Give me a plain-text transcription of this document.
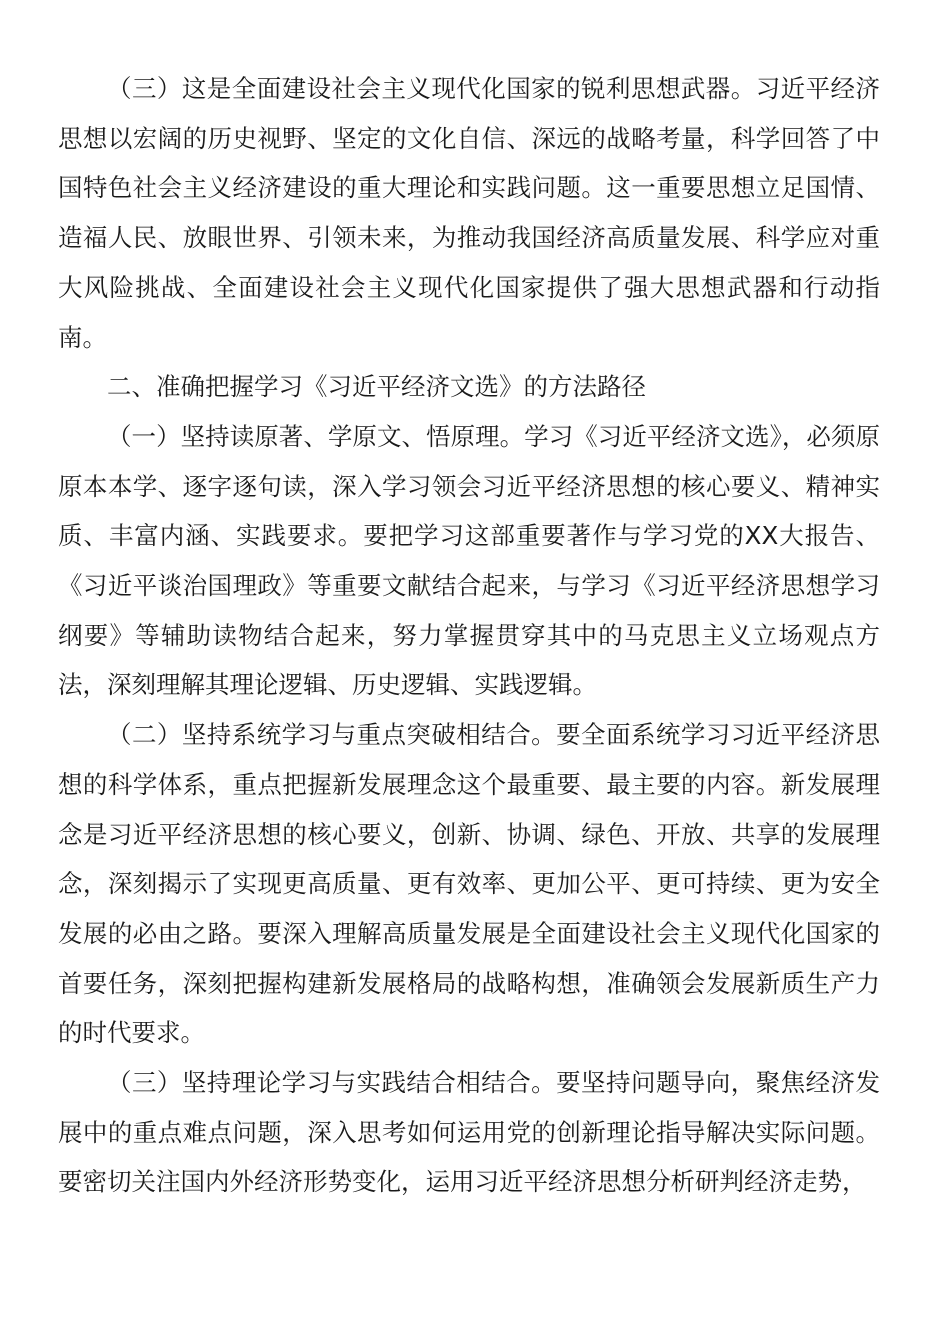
（三）这是全面建设社会主义现代化国家的锐利思想武器。习近平经济思想以宏阔的历史视野、坚定的文化自信、深远的战略考量，科学回答了中国特色社会主义经济建设的重大理论和实践问题。这一重要思想立足国情、造福人民、放眼世界、引领未来，为推动我国经济高质量发展、科学应对重大风险挑战、全面建设社会主义现代化国家提供了强大思想武器和行动指南。

二、准确把握学习《习近平经济文选》的方法路径

（一）坚持读原著、学原文、悟原理。学习《习近平经济文选》，必须原原本本学、逐字逐句读，深入学习领会习近平经济思想的核心要义、精神实质、丰富内涵、实践要求。要把学习这部重要著作与学习党的XX大报告、《习近平谈治国理政》等重要文献结合起来，与学习《习近平经济思想学习纲要》等辅助读物结合起来，努力掌握贯穿其中的马克思主义立场观点方法，深刻理解其理论逻辑、历史逻辑、实践逻辑。

（二）坚持系统学习与重点突破相结合。要全面系统学习习近平经济思想的科学体系，重点把握新发展理念这个最重要、最主要的内容。新发展理念是习近平经济思想的核心要义，创新、协调、绿色、开放、共享的发展理念，深刻揭示了实现更高质量、更有效率、更加公平、更可持续、更为安全发展的必由之路。要深入理解高质量发展是全面建设社会主义现代化国家的首要任务，深刻把握构建新发展格局的战略构想，准确领会发展新质生产力的时代要求。

（三）坚持理论学习与实践结合相结合。要坚持问题导向，聚焦经济发展中的重点难点问题，深入思考如何运用党的创新理论指导解决实际问题。要密切关注国内外经济形势变化，运用习近平经济思想分析研判经济走势，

=====

• TASK GOAL:
Except for the pictures, print the data above exactly.

• RESULT:
Give me a plain-text transcription of this document.
（三）这是全面建设社会主义现代化国家的锐利思想武器。习近平经济思想以宏阔的历史视野、坚定的文化自信、深远的战略考量，科学回答了中国特色社会主义经济建设的重大理论和实践问题。这一重要思想立足国情、造福人民、放眼世界、引领未来，为推动我国经济高质量发展、科学应对重大风险挑战、全面建设社会主义现代化国家提供了强大思想武器和行动指南。

二、准确把握学习《习近平经济文选》的方法路径

（一）坚持读原著、学原文、悟原理。学习《习近平经济文选》，必须原原本本学、逐字逐句读，深入学习领会习近平经济思想的核心要义、精神实质、丰富内涵、实践要求。要把学习这部重要著作与学习党的XX大报告、《习近平谈治国理政》等重要文献结合起来，与学习《习近平经济思想学习纲要》等辅助读物结合起来，努力掌握贯穿其中的马克思主义立场观点方法，深刻理解其理论逻辑、历史逻辑、实践逻辑。

（二）坚持系统学习与重点突破相结合。要全面系统学习习近平经济思想的科学体系，重点把握新发展理念这个最重要、最主要的内容。新发展理念是习近平经济思想的核心要义，创新、协调、绿色、开放、共享的发展理念，深刻揭示了实现更高质量、更有效率、更加公平、更可持续、更为安全发展的必由之路。要深入理解高质量发展是全面建设社会主义现代化国家的首要任务，深刻把握构建新发展格局的战略构想，准确领会发展新质生产力的时代要求。

（三）坚持理论学习与实践结合相结合。要坚持问题导向，聚焦经济发展中的重点难点问题，深入思考如何运用党的创新理论指导解决实际问题。要密切关注国内外经济形势变化，运用习近平经济思想分析研判经济走势，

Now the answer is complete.